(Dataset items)
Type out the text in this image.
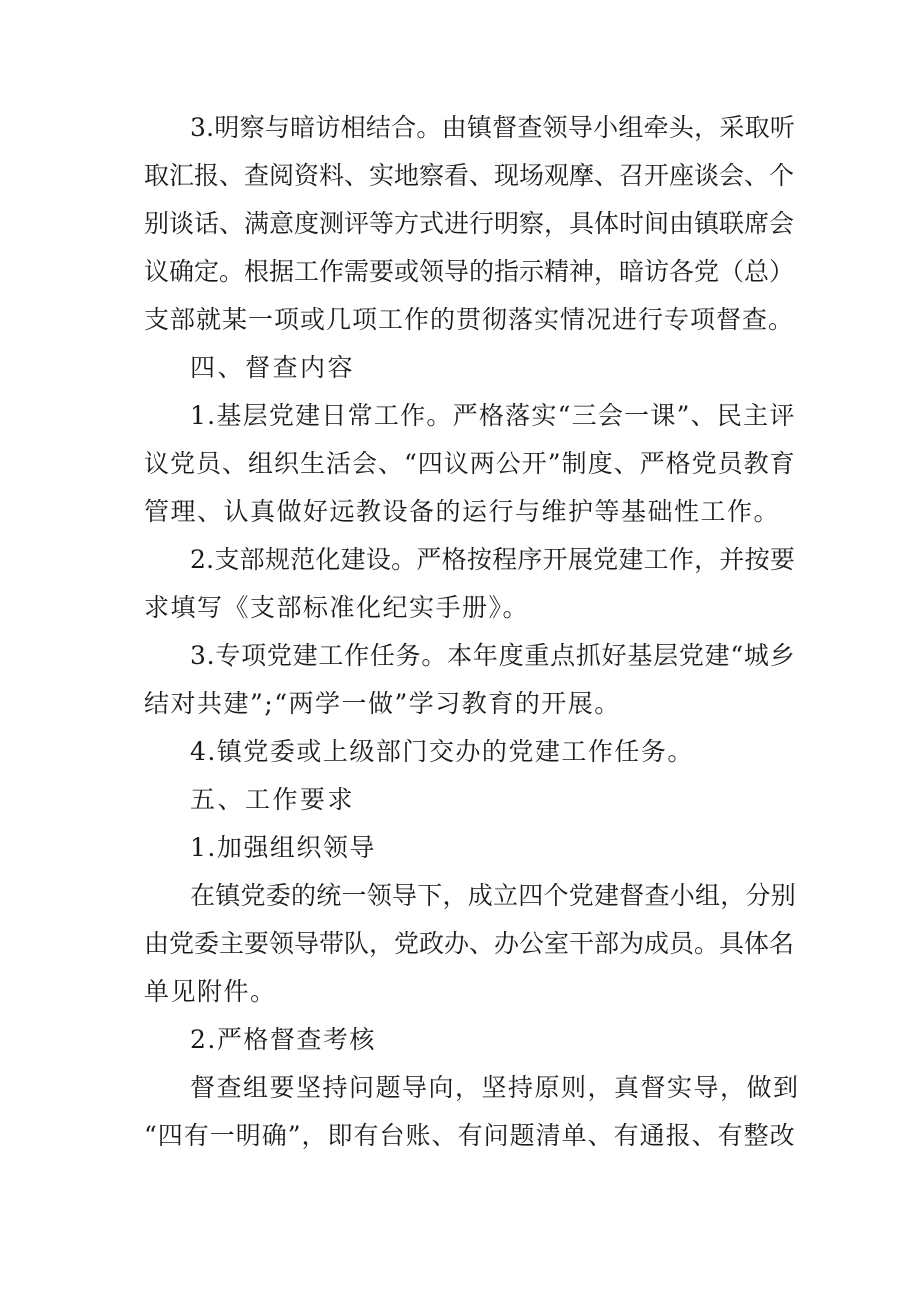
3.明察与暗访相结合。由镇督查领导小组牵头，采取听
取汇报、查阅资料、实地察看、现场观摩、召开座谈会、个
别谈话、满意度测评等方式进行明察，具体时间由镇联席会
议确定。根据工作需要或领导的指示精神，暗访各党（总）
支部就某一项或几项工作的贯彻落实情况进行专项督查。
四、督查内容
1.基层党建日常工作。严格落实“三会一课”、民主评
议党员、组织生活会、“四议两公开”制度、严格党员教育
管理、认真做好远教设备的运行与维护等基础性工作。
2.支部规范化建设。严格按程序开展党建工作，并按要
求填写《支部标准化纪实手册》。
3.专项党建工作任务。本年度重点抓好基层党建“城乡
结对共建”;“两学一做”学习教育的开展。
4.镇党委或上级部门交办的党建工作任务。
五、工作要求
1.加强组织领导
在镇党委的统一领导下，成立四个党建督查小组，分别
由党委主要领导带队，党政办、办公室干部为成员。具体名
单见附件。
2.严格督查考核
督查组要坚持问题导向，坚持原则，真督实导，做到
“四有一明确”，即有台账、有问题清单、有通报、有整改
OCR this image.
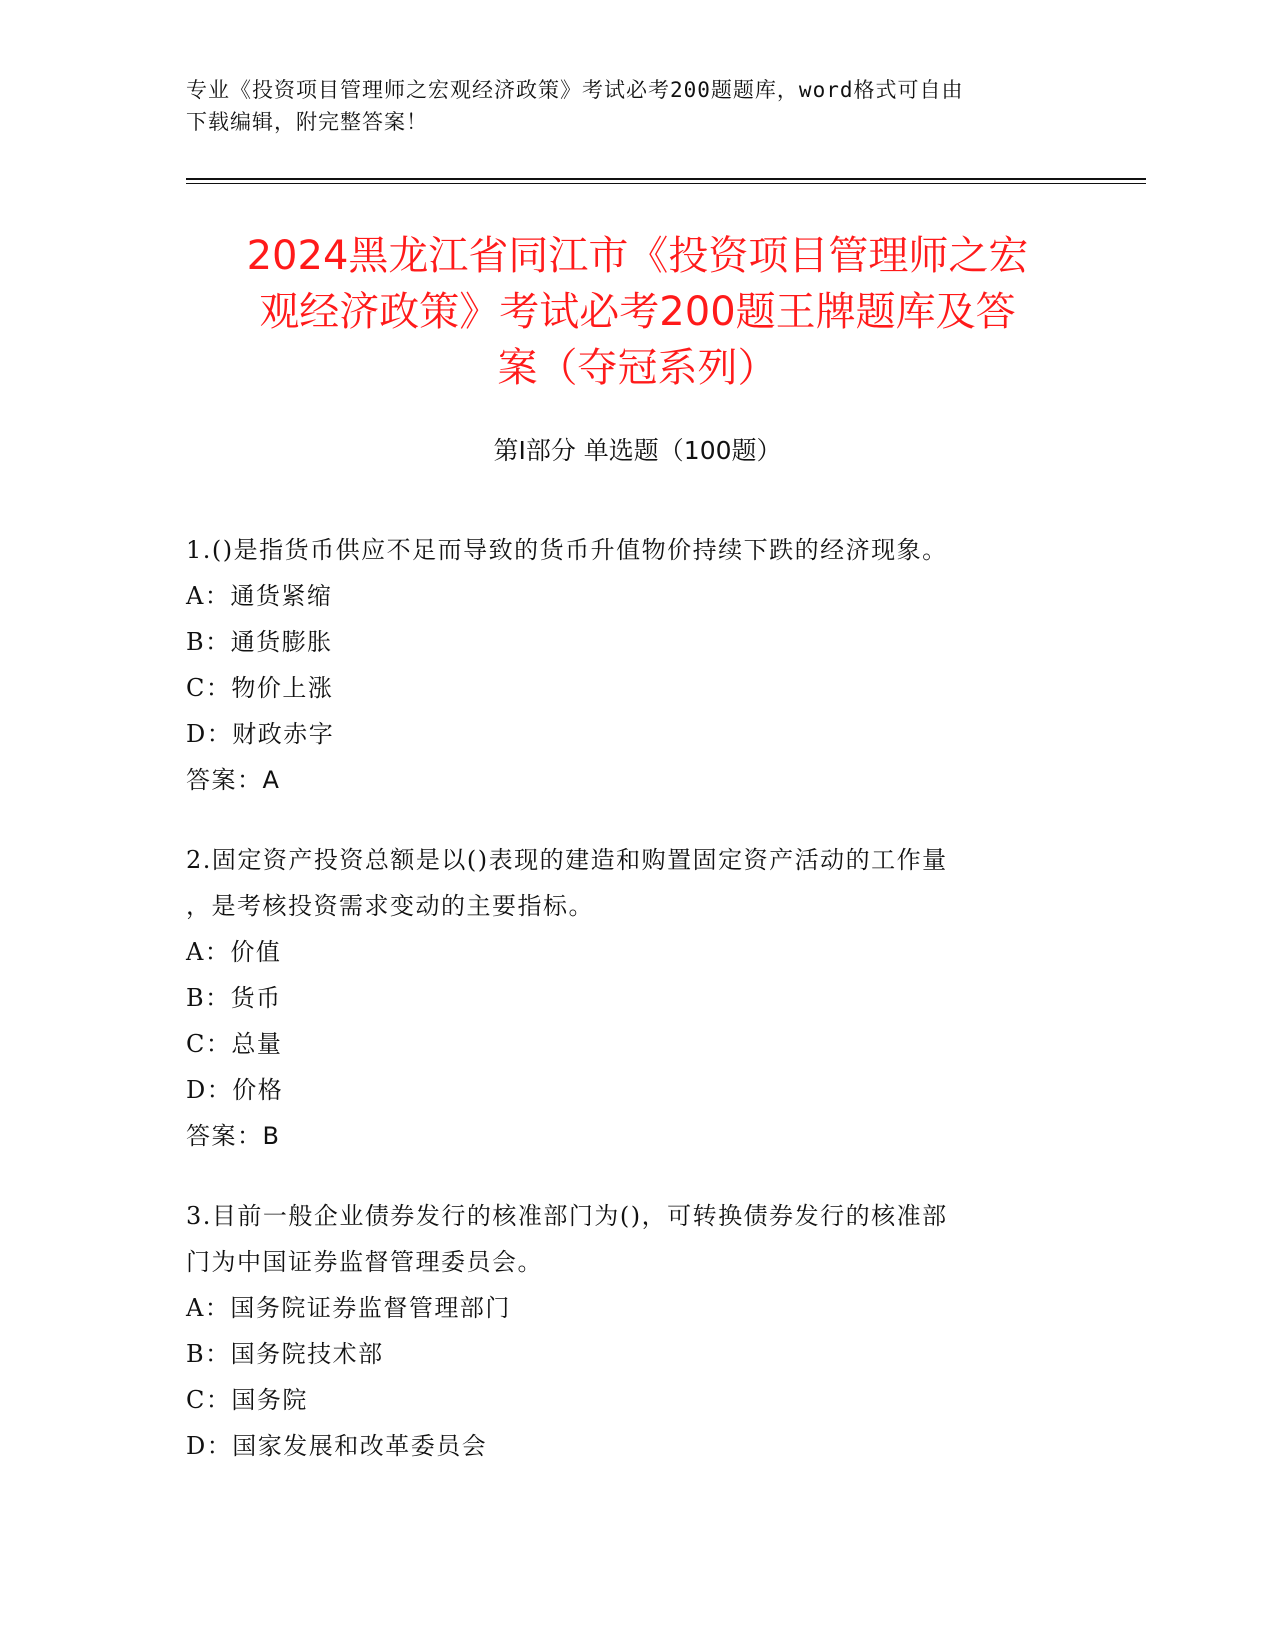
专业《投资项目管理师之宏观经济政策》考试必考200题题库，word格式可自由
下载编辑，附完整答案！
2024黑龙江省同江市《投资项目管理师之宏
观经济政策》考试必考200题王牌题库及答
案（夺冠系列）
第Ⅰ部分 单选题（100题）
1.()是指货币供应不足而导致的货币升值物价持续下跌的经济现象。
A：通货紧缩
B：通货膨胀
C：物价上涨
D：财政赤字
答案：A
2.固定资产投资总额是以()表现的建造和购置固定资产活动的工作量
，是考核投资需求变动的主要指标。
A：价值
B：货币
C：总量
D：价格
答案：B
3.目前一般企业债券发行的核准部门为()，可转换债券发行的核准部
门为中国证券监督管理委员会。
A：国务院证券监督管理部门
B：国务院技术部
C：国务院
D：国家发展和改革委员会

AIM OF THE TASK: The records above must be transcribed exactly. Pictures are left out of the copy.

WRITTEN SOLUTION:
Type out the text in this image.
3.明察与暗访相结合。由镇督查领导小组牵头，采取听
取汇报、查阅资料、实地察看、现场观摩、召开座谈会、个
别谈话、满意度测评等方式进行明察，具体时间由镇联席会
议确定。根据工作需要或领导的指示精神，暗访各党（总）
支部就某一项或几项工作的贯彻落实情况进行专项督查。
四、督查内容
1.基层党建日常工作。严格落实“三会一课”、民主评
议党员、组织生活会、“四议两公开”制度、严格党员教育
管理、认真做好远教设备的运行与维护等基础性工作。
2.支部规范化建设。严格按程序开展党建工作，并按要
求填写《支部标准化纪实手册》。
3.专项党建工作任务。本年度重点抓好基层党建“城乡
结对共建”;“两学一做”学习教育的开展。
4.镇党委或上级部门交办的党建工作任务。
五、工作要求
1.加强组织领导
在镇党委的统一领导下，成立四个党建督查小组，分别
由党委主要领导带队，党政办、办公室干部为成员。具体名
单见附件。
2.严格督查考核
督查组要坚持问题导向，坚持原则，真督实导，做到
“四有一明确”，即有台账、有问题清单、有通报、有整改
OCR this image.
专业《投资项目管理师之宏观经济政策》考试必考200题题库，word格式可自由
下载编辑，附完整答案！
2024黑龙江省同江市《投资项目管理师之宏
观经济政策》考试必考200题王牌题库及答
案（夺冠系列）
第Ⅰ部分 单选题（100题）
1.()是指货币供应不足而导致的货币升值物价持续下跌的经济现象。
A：通货紧缩
B：通货膨胀
C：物价上涨
D：财政赤字
答案：A
2.固定资产投资总额是以()表现的建造和购置固定资产活动的工作量
，是考核投资需求变动的主要指标。
A：价值
B：货币
C：总量
D：价格
答案：B
3.目前一般企业债券发行的核准部门为()，可转换债券发行的核准部
门为中国证券监督管理委员会。
A：国务院证券监督管理部门
B：国务院技术部
C：国务院
D：国家发展和改革委员会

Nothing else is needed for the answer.